Tujuan 1 — Sebutkan semua angka tahun yang tercantum dalam kutipan dokumen tentang sejarah pendidikan seni rupa di Indonesia.

Kutipan Dokumen —
########
Teknik menggambar ini mirip dengan metode Ferdinand dan Alexander Dupuis di
Perancis, yang dimulai dengan latihan menggambar bentuk-bentuk dasar seperti
garis lurus, miring, lengkung, lingkaran. Tujuan kegiatan menggambar di sini
adalah untuk mendapatkan kesenangan.
Selain
menggambar, di Indonesia juga telah diterapkan pelajaran seni kerajinan. Sejak
tahun 1887 hingga 1889 F Graffland melakukan percobaan pengajaran kerajinan
anyam di sekolah-sekolah di Ambon dan Menado. Oleh karena itu, sejak itu banyak
orang Ambon mengenakan topi anyaman. Pada tahun 1904, J.H. Abendanon mendapat
tugas menyelidiki kerajinan rakyat, dan kemudian menyarankan agar sekolah
rendah memberikan pelajaran menggambar dan menganyam. Selanjutnya, R. Adolf
mendapat tugas dari pemerintah Hindia
Belanda
untuk merencanakan pelajaran kerajinan tangan di sekolah, dan sejak tahun 1926
pelajaran kerajinan tangan mulai diajarkan di sekolah guru (HIK dan
Normaalschool). Beberapa tahun berikutnya para lulusan sekolah ini telah
mengajarkan mata pelajaran tersebut di sekolah-sekolah. R. Adolf membagi
pelajaran kerajinan tangan menjadi tiga jenis: (1) kerajinan tangan pedagogis,
yang berfungsi membantu mata pelajaran lain, (2) kerajinan tangan social,
termasuk membersihkan sekolah dan berkebun, (3) kerajinan tangan sebagai mata
pelajaran khusus yang berdiri sendiri.
Tokoh
bangsa Indonesia yang merintis pendidikan seni rupa adalah Ki Hajar Dewantara
dan Moh. Syafei. Mereka mendirikan sekolah sendiri, Ki Hajar Dewantoro
mendirikan sekolah Taman Siswa di Yogyakarta, dan Moh. Syafei mendirikan INS di
Kayutaman, Sumatera Barat. Di kedua sekolah tersebut telah diperhatikan
pelajaran ekspresi, termasuk seni rupa. Pendidikan seni rupa, dalam pengertian
pendidikan moderen, mulai dilaksanakan sejak munculnya kurikulum 1975, yang
didasarkan pada konsep pendidikan melalui seni atau seni sebagai alat
pendidikan. Sesuai dengan konsep ini, pendidikan seni rupa merupakan mata
pelajaran umum, yang diberikan kepada semua siswa baik di sekolah dasar hingga
sekolah menengah. Pendidikan seni rupa merupakan pembaharuan kurikulum
sebelumnya yang lebih menekankan keterampilan.
########
(Baris dari suatu set data)

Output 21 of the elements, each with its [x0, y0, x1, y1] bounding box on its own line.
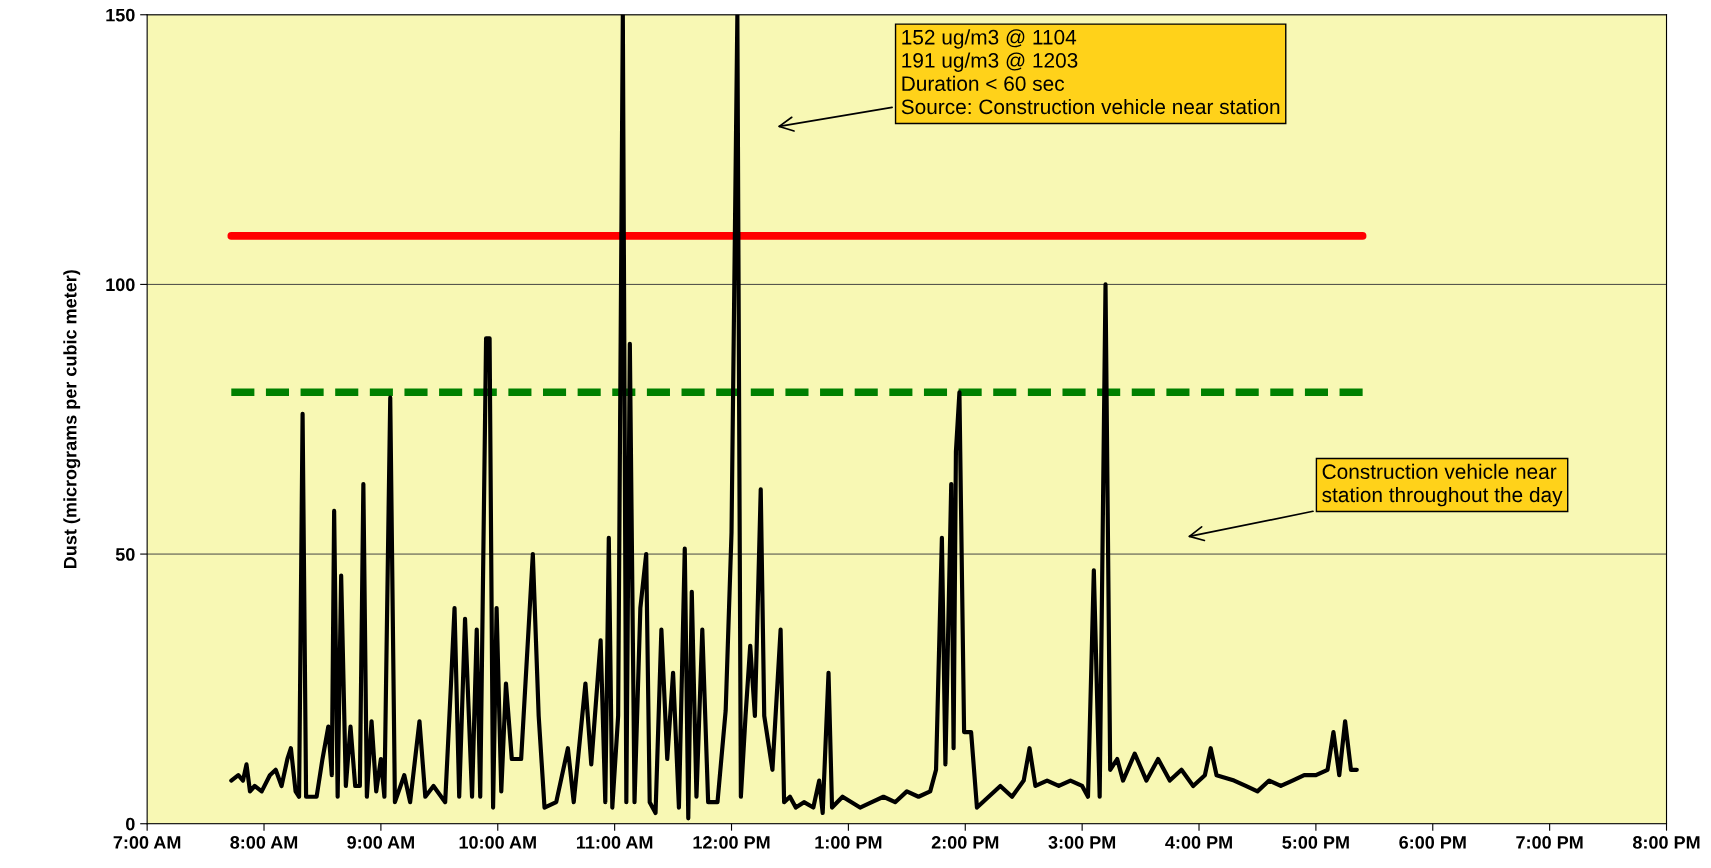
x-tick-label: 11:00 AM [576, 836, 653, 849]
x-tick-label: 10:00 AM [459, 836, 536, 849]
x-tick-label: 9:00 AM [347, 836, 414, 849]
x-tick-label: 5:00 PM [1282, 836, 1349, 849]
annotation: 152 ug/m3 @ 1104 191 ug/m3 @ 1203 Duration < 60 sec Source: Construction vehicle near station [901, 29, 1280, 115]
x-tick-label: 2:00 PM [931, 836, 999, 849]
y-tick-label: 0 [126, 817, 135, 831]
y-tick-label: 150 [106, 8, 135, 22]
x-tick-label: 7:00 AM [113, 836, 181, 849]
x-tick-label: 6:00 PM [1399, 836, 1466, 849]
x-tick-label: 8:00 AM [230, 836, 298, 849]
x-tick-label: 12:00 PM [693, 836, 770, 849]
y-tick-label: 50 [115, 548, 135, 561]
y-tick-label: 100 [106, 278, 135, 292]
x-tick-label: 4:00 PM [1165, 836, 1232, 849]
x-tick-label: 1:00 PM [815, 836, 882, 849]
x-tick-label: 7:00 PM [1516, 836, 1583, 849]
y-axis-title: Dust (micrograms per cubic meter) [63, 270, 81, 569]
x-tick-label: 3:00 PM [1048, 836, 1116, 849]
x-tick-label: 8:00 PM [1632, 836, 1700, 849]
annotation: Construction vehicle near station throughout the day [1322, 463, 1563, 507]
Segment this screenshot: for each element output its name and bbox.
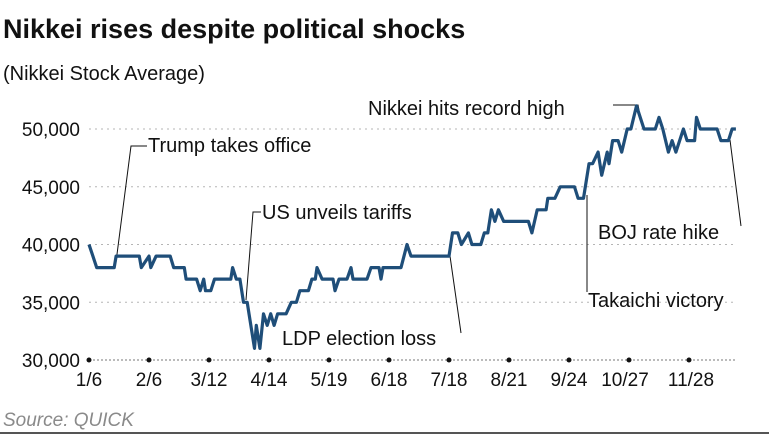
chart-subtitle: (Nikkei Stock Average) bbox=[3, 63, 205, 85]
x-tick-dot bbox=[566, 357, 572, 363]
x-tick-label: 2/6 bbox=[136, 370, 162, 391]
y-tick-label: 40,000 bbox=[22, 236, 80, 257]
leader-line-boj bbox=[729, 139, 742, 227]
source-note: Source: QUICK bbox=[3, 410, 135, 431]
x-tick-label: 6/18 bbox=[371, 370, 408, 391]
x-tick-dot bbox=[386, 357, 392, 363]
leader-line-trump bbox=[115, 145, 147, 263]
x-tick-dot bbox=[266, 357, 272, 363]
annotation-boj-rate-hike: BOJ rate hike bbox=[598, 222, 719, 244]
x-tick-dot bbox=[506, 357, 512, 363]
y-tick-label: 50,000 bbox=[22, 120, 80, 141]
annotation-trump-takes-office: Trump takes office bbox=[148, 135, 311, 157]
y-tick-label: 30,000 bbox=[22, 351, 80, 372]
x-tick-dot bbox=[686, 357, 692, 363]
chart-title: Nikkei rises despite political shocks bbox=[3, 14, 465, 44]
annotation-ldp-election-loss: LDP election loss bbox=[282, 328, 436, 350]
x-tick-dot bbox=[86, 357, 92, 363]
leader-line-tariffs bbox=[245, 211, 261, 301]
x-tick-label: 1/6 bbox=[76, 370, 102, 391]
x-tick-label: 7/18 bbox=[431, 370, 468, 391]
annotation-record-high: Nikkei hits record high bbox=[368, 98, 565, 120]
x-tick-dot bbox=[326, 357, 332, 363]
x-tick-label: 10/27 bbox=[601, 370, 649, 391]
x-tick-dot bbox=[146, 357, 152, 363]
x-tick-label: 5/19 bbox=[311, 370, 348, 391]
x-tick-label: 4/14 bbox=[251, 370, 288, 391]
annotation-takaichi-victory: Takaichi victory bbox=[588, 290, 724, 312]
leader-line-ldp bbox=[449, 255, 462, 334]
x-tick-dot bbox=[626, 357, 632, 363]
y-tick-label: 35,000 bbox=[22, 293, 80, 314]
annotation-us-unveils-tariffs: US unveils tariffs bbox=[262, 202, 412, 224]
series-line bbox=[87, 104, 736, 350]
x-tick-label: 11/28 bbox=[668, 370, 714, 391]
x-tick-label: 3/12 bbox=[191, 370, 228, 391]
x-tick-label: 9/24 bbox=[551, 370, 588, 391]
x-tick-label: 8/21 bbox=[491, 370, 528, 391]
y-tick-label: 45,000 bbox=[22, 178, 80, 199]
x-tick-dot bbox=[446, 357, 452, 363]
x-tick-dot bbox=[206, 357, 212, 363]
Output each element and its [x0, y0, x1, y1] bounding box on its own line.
########
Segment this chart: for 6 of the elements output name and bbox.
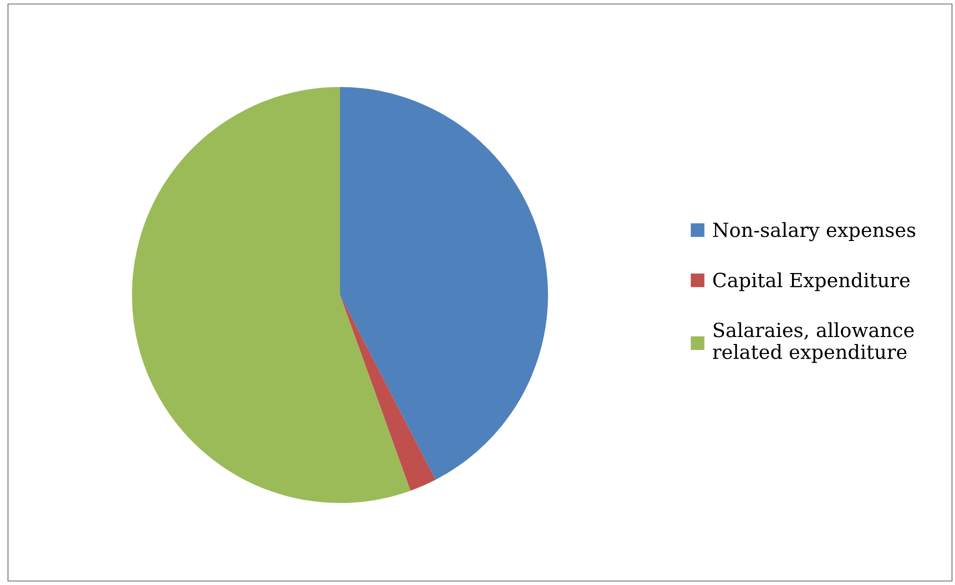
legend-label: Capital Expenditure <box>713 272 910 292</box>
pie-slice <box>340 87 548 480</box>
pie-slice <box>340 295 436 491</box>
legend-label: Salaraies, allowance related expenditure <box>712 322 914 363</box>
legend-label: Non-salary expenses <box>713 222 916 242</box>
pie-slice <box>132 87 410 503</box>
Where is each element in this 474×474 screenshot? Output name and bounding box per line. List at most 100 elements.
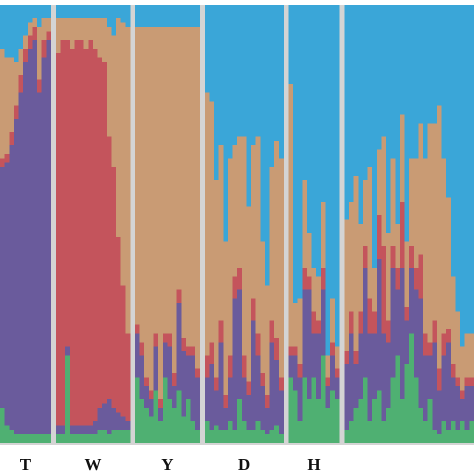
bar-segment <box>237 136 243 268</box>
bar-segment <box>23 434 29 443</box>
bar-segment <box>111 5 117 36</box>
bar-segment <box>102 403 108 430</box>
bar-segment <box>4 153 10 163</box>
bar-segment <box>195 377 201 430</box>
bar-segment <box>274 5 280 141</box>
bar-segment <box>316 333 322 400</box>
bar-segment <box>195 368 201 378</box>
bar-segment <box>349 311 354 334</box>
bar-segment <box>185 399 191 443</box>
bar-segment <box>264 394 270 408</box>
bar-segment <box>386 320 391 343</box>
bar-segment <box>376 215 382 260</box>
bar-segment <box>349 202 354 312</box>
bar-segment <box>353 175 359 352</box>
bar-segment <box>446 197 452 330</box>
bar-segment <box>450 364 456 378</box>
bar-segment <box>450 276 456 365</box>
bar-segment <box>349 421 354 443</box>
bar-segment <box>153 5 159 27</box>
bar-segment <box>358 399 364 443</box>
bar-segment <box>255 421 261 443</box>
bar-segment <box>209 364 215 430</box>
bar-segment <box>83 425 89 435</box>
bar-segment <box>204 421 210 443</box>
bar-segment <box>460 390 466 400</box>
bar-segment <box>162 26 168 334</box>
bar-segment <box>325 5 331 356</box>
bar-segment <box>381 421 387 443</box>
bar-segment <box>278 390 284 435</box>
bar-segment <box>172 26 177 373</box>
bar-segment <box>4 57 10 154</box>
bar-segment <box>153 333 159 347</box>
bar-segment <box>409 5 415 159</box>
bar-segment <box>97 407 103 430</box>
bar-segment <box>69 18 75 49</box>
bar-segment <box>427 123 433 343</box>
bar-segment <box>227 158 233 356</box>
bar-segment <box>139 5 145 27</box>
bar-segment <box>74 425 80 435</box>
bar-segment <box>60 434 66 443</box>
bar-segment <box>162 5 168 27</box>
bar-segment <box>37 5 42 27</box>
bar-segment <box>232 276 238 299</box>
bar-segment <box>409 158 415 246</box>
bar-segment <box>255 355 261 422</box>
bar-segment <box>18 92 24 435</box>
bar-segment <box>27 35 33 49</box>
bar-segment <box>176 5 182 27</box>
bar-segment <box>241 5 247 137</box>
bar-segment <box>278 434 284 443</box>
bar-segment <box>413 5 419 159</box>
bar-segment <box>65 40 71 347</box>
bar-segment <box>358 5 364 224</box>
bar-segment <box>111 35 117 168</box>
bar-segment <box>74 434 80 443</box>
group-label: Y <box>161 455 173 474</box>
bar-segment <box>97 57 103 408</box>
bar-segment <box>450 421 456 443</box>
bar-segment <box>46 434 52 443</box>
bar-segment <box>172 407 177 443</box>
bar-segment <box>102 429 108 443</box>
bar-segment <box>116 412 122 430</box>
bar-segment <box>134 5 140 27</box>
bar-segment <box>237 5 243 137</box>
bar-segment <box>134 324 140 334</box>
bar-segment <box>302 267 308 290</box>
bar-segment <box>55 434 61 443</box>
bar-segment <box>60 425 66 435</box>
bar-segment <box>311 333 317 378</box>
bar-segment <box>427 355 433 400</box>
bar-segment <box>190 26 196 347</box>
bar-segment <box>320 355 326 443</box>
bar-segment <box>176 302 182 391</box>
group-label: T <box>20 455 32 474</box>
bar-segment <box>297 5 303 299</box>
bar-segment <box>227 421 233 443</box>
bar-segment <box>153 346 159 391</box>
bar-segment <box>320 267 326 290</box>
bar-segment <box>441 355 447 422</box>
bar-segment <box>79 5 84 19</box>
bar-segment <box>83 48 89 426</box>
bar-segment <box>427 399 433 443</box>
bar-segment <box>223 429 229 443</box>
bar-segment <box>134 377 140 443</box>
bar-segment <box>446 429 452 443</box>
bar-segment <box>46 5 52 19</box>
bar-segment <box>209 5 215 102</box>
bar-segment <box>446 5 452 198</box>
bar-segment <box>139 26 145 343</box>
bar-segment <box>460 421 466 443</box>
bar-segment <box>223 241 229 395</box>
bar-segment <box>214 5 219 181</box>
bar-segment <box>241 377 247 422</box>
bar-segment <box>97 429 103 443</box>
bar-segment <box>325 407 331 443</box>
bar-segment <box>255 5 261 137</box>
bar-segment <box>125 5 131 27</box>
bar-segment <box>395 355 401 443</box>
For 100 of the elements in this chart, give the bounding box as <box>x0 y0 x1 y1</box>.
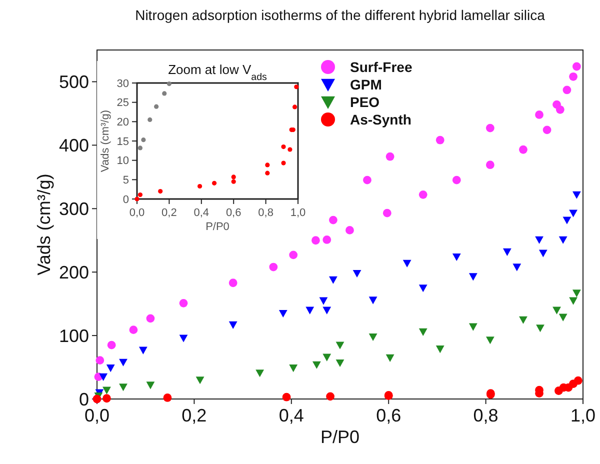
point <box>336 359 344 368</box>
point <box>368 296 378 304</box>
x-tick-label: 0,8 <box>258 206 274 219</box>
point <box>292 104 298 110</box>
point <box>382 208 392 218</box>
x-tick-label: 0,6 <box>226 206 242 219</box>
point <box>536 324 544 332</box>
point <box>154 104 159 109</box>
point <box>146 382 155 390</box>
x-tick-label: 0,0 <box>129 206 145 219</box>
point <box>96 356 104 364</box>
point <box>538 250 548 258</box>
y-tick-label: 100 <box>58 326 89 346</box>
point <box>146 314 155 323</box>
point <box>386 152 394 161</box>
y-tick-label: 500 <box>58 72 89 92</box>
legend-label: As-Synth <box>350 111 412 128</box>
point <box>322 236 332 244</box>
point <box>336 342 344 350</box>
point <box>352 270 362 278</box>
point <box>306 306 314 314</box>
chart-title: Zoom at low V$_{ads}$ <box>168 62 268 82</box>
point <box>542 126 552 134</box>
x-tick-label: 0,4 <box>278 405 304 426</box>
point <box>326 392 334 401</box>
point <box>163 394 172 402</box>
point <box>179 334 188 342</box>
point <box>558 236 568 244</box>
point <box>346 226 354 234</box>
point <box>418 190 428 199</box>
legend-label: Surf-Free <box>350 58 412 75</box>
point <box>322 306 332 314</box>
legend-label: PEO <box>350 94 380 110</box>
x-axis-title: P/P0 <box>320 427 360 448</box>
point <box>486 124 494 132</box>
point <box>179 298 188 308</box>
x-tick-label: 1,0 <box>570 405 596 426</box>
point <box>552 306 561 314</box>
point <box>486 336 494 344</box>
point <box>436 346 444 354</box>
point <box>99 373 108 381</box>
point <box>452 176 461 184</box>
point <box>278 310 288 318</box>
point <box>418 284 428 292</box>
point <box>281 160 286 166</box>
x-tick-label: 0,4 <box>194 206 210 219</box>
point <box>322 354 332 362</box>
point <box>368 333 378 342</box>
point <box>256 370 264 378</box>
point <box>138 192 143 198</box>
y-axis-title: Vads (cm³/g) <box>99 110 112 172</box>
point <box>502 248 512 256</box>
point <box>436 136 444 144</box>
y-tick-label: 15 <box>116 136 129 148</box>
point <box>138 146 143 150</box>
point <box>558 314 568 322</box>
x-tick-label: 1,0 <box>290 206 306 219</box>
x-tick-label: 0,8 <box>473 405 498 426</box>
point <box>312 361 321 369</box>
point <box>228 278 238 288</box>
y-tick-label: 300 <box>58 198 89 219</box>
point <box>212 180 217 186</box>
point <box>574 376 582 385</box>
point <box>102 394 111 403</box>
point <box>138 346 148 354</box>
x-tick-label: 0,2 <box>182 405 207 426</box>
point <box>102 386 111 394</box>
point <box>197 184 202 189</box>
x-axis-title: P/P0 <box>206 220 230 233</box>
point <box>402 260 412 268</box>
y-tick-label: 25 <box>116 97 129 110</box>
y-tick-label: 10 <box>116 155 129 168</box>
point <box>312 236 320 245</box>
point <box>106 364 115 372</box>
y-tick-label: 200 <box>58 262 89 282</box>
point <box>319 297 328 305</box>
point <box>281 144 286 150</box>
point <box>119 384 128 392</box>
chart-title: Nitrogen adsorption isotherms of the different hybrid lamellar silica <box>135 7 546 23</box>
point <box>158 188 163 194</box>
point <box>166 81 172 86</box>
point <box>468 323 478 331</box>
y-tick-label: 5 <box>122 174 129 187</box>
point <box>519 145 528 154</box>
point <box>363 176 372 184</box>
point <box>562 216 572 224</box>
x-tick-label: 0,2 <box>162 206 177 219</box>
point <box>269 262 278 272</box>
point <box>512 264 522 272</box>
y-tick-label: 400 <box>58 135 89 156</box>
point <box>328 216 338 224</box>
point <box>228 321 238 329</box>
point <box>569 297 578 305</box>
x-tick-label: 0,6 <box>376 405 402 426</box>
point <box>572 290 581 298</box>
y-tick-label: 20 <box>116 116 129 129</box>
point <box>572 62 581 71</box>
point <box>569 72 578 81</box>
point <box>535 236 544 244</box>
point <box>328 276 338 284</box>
########
Tujuan 2 — Ubah bagian listing yang diawali baris berisi "x-tick-label: 11:00 AM [576, 836, 653, 849]" dan diakhiri baris berisi "x-tick-label: 6:00 PM [1399, 836, 1466, 849]" dengan mengganti "x-tick-label" menjadi "label-sumbu-x", tanpa perubahan lain. Tuliskan kembali hanya baris-baris tersebut.

Jawaban Lengkap 1 — 1887, 1889, 1904, 1926, 1975

Jawaban Lengkap 2 —
label-sumbu-x: 11:00 AM [576, 836, 653, 849]
label-sumbu-x: 10:00 AM [459, 836, 536, 849]
label-sumbu-x: 9:00 AM [347, 836, 414, 849]
label-sumbu-x: 5:00 PM [1282, 836, 1349, 849]
annotation: 152 ug/m3 @ 1104 191 ug/m3 @ 1203 Duration < 60 sec Source: Construction vehicle near station [901, 29, 1280, 115]
label-sumbu-x: 2:00 PM [931, 836, 999, 849]
y-tick-label: 0 [126, 817, 135, 831]
y-tick-label: 150 [106, 8, 135, 22]
label-sumbu-x: 7:00 AM [113, 836, 181, 849]
label-sumbu-x: 6:00 PM [1399, 836, 1466, 849]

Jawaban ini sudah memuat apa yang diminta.